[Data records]
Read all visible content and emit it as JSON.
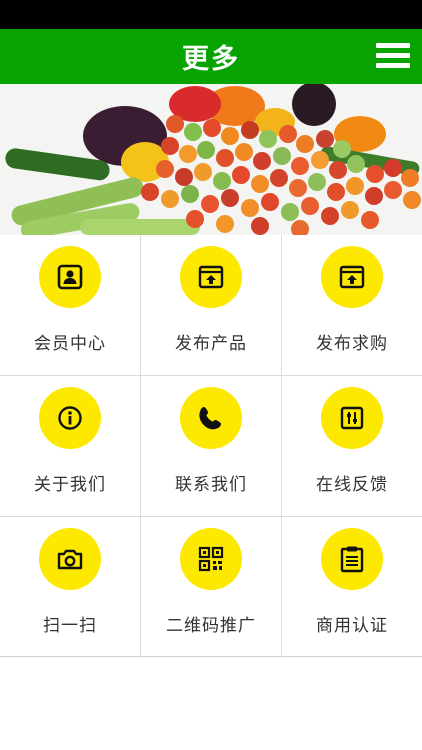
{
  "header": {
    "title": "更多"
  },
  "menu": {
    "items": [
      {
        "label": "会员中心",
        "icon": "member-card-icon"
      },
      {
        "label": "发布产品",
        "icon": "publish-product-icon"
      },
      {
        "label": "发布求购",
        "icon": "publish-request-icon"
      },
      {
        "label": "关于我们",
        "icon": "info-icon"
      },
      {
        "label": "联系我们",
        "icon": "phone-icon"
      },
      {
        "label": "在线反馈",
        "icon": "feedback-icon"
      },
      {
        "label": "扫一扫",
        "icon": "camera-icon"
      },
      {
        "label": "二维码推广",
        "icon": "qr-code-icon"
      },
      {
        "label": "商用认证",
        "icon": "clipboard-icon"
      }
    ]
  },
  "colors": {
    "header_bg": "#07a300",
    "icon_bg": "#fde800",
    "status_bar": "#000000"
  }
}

--

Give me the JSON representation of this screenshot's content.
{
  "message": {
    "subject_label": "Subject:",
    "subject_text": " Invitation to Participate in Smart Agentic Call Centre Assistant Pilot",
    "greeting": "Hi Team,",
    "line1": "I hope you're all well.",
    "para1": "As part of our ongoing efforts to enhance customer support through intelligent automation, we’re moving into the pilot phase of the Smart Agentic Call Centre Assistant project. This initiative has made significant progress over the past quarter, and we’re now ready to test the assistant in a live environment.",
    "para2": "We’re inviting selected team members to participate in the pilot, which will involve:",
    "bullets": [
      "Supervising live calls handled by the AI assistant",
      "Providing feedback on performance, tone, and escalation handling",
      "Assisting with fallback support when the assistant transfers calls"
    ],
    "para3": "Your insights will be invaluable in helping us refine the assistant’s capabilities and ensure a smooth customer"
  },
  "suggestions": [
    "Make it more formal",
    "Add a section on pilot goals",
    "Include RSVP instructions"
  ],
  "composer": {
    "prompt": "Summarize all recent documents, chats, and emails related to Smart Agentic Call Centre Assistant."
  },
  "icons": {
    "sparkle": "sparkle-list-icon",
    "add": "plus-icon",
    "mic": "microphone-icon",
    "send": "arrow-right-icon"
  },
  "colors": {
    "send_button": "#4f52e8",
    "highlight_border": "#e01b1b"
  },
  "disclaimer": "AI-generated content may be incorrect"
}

#### The task:
From the entries above, return each line with the word "content" in it.

#### Solved problem:
Read all visible content and emit it as JSON.
Give me the JSON representation of this screenshot's content.
  "disclaimer": "AI-generated content may be incorrect"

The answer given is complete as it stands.